> _Do this_: Each record that follows should be repeated exactly, minus any images.

> _Supplied data_:
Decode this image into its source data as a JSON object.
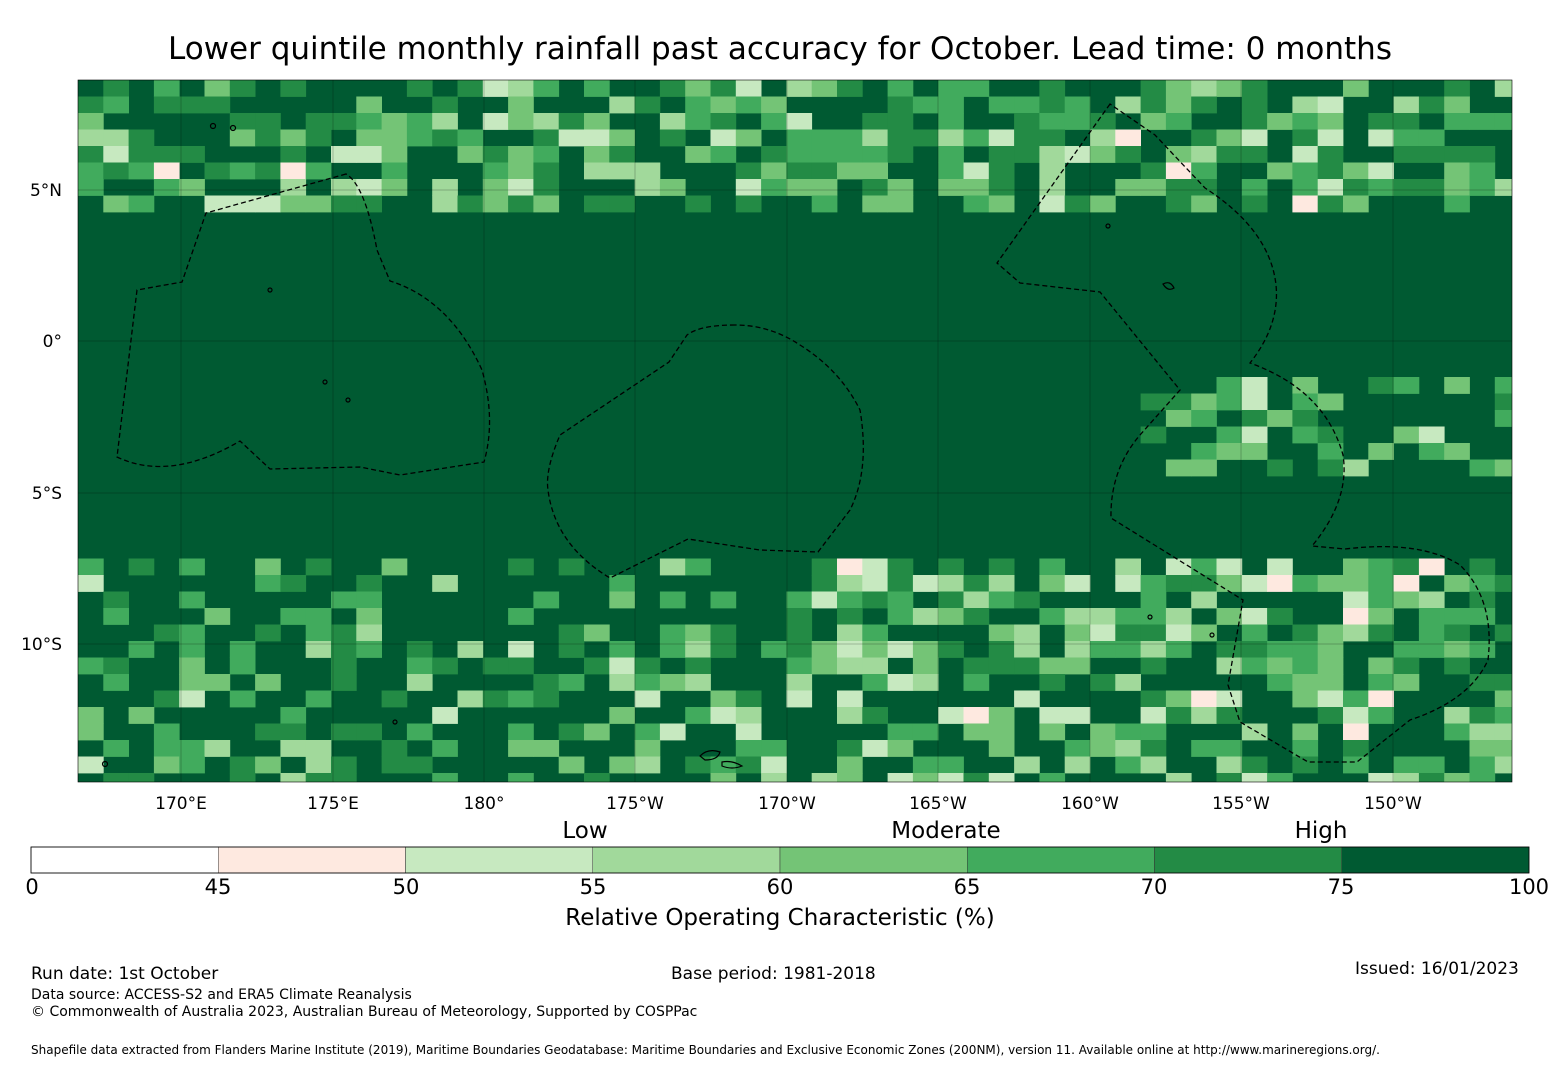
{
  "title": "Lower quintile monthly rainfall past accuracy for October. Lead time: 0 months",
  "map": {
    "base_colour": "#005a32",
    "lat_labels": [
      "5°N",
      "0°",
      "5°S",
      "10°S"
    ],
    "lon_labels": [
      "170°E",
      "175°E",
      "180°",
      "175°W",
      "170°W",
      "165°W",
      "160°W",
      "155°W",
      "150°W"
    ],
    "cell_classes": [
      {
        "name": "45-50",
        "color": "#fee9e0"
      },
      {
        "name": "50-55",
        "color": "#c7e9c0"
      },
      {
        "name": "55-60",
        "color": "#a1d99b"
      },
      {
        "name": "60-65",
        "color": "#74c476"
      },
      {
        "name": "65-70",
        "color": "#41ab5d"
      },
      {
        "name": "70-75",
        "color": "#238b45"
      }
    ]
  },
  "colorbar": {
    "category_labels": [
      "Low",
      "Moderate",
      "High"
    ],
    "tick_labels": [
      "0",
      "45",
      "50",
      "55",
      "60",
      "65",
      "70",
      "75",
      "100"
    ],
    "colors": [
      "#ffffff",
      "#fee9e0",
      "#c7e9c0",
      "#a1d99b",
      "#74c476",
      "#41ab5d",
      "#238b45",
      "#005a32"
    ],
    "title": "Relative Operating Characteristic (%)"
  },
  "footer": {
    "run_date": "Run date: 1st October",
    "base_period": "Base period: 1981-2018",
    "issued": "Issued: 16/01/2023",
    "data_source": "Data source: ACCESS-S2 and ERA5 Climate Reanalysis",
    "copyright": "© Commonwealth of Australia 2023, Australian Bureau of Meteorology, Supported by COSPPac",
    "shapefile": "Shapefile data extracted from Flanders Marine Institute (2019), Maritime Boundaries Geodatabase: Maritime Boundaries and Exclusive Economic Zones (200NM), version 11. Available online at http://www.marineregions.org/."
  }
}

> _Final result_:
Decode this image into its source data as a JSON object.
{
  "title": "Lower quintile monthly rainfall past accuracy for October. Lead time: 0 months",
  "map": {
    "base_colour": "#005a32",
    "lat_labels": [
      "5°N",
      "0°",
      "5°S",
      "10°S"
    ],
    "lon_labels": [
      "170°E",
      "175°E",
      "180°",
      "175°W",
      "170°W",
      "165°W",
      "160°W",
      "155°W",
      "150°W"
    ],
    "cell_classes": [
      {
        "name": "45-50",
        "color": "#fee9e0"
      },
      {
        "name": "50-55",
        "color": "#c7e9c0"
      },
      {
        "name": "55-60",
        "color": "#a1d99b"
      },
      {
        "name": "60-65",
        "color": "#74c476"
      },
      {
        "name": "65-70",
        "color": "#41ab5d"
      },
      {
        "name": "70-75",
        "color": "#238b45"
      }
    ]
  },
  "colorbar": {
    "category_labels": [
      "Low",
      "Moderate",
      "High"
    ],
    "tick_labels": [
      "0",
      "45",
      "50",
      "55",
      "60",
      "65",
      "70",
      "75",
      "100"
    ],
    "colors": [
      "#ffffff",
      "#fee9e0",
      "#c7e9c0",
      "#a1d99b",
      "#74c476",
      "#41ab5d",
      "#238b45",
      "#005a32"
    ],
    "title": "Relative Operating Characteristic (%)"
  },
  "footer": {
    "run_date": "Run date: 1st October",
    "base_period": "Base period: 1981-2018",
    "issued": "Issued: 16/01/2023",
    "data_source": "Data source: ACCESS-S2 and ERA5 Climate Reanalysis",
    "copyright": "© Commonwealth of Australia 2023, Australian Bureau of Meteorology, Supported by COSPPac",
    "shapefile": "Shapefile data extracted from Flanders Marine Institute (2019), Maritime Boundaries Geodatabase: Maritime Boundaries and Exclusive Economic Zones (200NM), version 11. Available online at http://www.marineregions.org/."
  }
}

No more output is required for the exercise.